The data
....
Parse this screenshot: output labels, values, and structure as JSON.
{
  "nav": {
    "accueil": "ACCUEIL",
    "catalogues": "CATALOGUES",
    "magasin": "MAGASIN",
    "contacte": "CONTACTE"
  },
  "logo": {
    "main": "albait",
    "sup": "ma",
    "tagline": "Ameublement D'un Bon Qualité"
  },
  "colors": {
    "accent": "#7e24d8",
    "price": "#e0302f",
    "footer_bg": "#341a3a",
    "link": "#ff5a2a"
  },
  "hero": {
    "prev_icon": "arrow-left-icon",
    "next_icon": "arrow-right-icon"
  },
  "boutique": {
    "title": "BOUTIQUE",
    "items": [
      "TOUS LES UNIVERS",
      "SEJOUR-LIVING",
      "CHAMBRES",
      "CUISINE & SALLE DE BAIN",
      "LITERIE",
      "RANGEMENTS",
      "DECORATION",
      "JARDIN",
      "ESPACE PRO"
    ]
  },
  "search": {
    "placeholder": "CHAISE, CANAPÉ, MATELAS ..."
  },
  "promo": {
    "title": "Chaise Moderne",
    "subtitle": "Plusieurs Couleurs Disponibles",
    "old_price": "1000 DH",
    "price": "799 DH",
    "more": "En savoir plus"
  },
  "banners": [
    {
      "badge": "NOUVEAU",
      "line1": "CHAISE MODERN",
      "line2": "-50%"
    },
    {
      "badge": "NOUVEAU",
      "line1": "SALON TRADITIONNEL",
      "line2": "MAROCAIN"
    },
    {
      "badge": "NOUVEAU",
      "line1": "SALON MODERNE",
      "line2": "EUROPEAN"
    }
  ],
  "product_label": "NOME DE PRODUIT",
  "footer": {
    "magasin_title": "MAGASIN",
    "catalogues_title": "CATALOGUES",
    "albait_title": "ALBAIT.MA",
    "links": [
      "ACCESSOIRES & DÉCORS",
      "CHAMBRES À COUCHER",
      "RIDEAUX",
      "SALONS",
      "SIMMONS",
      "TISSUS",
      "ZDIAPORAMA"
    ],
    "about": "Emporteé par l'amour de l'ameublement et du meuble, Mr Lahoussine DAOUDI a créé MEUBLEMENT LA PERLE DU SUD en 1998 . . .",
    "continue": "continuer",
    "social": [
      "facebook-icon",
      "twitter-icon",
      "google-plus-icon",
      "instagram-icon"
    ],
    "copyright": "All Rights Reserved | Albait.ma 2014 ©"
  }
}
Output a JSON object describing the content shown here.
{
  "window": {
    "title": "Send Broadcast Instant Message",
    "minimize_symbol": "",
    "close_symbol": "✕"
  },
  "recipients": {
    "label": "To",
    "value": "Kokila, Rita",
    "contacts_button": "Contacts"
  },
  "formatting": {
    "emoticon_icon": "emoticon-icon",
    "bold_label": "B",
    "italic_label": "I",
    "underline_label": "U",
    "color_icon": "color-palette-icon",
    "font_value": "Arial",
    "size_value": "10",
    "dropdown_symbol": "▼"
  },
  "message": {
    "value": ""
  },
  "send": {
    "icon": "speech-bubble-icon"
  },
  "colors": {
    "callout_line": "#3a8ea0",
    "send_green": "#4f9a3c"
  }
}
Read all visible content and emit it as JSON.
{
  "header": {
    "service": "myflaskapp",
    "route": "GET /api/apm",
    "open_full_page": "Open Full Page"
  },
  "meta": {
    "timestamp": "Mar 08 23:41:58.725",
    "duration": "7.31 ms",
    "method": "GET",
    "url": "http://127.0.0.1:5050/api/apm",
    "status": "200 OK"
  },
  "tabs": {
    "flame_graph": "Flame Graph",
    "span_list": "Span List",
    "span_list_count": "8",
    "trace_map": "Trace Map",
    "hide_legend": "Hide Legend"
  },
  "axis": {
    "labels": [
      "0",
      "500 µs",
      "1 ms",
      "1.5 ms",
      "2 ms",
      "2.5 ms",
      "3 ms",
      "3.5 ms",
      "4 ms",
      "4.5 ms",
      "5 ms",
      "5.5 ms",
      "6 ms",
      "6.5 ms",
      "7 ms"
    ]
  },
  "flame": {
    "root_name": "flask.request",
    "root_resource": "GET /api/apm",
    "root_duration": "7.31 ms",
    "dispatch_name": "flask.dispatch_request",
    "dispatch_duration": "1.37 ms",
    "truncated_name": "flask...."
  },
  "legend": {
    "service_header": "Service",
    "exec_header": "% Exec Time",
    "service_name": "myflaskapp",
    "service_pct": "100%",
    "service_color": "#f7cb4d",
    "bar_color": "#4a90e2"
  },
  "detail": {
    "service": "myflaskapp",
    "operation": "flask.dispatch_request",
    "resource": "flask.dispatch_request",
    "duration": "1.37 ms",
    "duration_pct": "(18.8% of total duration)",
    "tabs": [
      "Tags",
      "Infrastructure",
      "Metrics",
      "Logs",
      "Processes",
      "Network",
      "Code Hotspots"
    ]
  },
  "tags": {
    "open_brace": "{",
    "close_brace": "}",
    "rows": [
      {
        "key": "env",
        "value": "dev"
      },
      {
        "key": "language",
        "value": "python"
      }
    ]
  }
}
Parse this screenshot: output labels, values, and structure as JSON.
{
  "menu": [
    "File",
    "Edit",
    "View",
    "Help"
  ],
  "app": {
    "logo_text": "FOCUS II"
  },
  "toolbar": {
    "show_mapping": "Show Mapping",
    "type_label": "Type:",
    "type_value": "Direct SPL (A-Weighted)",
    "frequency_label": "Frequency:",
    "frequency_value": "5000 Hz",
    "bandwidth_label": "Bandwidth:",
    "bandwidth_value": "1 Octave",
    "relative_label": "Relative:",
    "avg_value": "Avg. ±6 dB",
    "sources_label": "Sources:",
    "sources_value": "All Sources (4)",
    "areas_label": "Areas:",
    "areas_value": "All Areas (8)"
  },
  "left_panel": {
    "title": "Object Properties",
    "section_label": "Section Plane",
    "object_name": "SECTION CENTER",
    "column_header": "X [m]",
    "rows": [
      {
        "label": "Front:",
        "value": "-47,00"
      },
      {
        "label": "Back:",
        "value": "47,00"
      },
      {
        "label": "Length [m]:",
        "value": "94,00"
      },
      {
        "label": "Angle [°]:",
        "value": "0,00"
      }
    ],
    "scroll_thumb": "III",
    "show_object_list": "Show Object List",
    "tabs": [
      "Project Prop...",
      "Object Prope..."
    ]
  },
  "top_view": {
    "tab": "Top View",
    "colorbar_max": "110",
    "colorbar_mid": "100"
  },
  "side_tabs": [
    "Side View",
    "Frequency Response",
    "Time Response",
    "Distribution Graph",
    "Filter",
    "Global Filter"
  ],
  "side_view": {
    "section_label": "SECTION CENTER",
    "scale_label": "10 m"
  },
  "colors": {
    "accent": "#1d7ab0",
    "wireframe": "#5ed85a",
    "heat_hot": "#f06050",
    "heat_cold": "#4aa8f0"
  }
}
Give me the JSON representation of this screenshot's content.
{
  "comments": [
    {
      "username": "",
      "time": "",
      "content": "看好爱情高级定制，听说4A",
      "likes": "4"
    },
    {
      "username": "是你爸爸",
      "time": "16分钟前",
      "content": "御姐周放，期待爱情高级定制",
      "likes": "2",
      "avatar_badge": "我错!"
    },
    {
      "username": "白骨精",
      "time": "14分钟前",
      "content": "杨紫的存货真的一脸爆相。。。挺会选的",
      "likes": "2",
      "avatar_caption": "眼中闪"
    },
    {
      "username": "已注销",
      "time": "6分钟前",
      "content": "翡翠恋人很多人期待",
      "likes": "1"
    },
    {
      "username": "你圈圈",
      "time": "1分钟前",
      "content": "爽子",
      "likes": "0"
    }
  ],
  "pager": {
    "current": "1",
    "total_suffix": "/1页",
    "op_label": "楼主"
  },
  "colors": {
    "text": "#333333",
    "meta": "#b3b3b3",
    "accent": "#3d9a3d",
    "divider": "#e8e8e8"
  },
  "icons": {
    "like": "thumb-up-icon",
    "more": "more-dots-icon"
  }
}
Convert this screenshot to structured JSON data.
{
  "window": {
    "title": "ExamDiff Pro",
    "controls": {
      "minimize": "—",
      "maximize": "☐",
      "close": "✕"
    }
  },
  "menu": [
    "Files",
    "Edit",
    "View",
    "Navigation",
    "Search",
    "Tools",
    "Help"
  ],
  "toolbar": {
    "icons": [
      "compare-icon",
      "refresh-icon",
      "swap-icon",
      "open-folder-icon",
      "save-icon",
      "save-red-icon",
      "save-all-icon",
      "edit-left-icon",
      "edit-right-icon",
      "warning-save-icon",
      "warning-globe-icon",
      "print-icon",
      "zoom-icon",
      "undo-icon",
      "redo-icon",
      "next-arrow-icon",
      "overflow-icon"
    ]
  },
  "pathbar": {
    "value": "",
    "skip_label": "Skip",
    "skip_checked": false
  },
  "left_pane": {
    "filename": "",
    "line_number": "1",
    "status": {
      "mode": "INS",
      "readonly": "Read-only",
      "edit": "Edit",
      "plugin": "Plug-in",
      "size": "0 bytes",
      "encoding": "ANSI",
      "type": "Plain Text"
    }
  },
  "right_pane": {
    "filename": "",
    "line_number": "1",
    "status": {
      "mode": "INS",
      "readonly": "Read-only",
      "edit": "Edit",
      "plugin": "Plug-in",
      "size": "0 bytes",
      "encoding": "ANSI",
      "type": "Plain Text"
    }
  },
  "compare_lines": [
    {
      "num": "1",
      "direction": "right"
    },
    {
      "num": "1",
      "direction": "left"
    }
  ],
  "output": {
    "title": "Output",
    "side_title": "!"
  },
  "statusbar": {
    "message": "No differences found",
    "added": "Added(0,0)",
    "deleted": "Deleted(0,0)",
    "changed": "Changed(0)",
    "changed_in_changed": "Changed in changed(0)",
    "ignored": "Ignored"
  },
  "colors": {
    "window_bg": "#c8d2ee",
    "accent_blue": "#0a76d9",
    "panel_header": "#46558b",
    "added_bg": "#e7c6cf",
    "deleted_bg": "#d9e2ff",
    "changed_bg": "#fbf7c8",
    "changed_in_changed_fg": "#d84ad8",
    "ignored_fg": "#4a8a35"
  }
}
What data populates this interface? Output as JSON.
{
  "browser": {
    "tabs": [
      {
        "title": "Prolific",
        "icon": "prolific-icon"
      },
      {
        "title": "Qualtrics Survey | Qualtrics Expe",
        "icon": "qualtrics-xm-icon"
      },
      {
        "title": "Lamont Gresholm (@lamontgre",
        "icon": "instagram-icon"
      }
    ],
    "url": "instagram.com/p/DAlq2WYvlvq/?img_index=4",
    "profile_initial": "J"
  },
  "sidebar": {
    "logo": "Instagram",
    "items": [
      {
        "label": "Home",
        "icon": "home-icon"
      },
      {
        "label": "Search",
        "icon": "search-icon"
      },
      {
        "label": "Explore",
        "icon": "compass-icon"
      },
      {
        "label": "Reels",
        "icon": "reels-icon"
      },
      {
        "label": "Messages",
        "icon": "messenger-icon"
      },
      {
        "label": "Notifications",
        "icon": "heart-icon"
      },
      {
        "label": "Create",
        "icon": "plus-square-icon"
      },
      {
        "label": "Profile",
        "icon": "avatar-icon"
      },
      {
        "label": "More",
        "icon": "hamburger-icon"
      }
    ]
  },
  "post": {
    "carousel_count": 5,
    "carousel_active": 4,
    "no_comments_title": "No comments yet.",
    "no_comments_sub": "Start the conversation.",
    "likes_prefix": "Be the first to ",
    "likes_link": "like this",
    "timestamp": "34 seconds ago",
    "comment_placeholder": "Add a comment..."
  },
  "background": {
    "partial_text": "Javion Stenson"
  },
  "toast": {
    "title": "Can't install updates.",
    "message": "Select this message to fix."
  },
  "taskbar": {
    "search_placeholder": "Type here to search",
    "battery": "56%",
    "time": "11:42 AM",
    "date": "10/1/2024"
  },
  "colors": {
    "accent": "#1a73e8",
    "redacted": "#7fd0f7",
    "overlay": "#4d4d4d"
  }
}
....
Set task
In the entries above, locate every line with the word "here" and copy it.

Solution below
Output a JSON object describing the content shown here.
    "search_placeholder": "Type here to search",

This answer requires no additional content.